**TASK INSTRUCTIONS:** The records below need retyping in full; give them again exactly.

==== RECORDS FOR THIS TASK

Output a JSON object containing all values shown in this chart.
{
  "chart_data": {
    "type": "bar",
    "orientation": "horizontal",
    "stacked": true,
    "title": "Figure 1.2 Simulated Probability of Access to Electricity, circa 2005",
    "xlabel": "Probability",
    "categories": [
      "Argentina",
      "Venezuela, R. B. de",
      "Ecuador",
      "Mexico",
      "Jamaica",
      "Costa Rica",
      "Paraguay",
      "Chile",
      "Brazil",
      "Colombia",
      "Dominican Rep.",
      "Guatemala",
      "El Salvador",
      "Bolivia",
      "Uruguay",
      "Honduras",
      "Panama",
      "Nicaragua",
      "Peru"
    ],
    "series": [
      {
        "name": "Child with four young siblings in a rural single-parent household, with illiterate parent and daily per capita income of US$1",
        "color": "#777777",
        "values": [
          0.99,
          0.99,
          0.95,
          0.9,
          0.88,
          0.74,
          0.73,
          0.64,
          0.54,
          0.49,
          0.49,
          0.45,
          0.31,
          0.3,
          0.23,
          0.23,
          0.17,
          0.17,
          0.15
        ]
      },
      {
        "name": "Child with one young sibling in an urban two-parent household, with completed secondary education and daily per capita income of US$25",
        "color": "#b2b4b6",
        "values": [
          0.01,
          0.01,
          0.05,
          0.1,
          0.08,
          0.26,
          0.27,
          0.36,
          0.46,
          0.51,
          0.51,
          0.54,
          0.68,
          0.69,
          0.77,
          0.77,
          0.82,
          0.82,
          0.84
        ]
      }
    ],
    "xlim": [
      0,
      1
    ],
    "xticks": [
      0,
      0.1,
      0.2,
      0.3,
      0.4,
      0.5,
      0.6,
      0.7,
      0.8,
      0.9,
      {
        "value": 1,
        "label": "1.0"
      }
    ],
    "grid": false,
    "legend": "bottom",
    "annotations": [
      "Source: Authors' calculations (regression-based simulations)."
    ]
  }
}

========

**RESPONSE TO THIS TASK:**
Output a JSON object containing all values shown in this chart.
{
  "chart_data": {
    "type": "bar",
    "orientation": "horizontal",
    "stacked": true,
    "title": "Figure 1.2 Simulated Probability of Access to Electricity, circa 2005",
    "xlabel": "Probability",
    "categories": [
      "Argentina",
      "Venezuela, R. B. de",
      "Ecuador",
      "Mexico",
      "Jamaica",
      "Costa Rica",
      "Paraguay",
      "Chile",
      "Brazil",
      "Colombia",
      "Dominican Rep.",
      "Guatemala",
      "El Salvador",
      "Bolivia",
      "Uruguay",
      "Honduras",
      "Panama",
      "Nicaragua",
      "Peru"
    ],
    "series": [
      {
        "name": "Child with four young siblings in a rural single-parent household, with illiterate parent and daily per capita income of US$1",
        "color": "#777777",
        "values": [
          0.99,
          0.99,
          0.95,
          0.9,
          0.88,
          0.74,
          0.73,
          0.64,
          0.54,
          0.49,
          0.49,
          0.45,
          0.31,
          0.3,
          0.23,
          0.23,
          0.17,
          0.17,
          0.15
        ]
      },
      {
        "name": "Child with one young sibling in an urban two-parent household, with completed secondary education and daily per capita income of US$25",
        "color": "#b2b4b6",
        "values": [
          0.01,
          0.01,
          0.05,
          0.1,
          0.08,
          0.26,
          0.27,
          0.36,
          0.46,
          0.51,
          0.51,
          0.54,
          0.68,
          0.69,
          0.77,
          0.77,
          0.82,
          0.82,
          0.84
        ]
      }
    ],
    "xlim": [
      0,
      1
    ],
    "xticks": [
      0,
      0.1,
      0.2,
      0.3,
      0.4,
      0.5,
      0.6,
      0.7,
      0.8,
      0.9,
      {
        "value": 1,
        "label": "1.0"
      }
    ],
    "grid": false,
    "legend": "bottom",
    "annotations": [
      "Source: Authors' calculations (regression-based simulations)."
    ]
  }
}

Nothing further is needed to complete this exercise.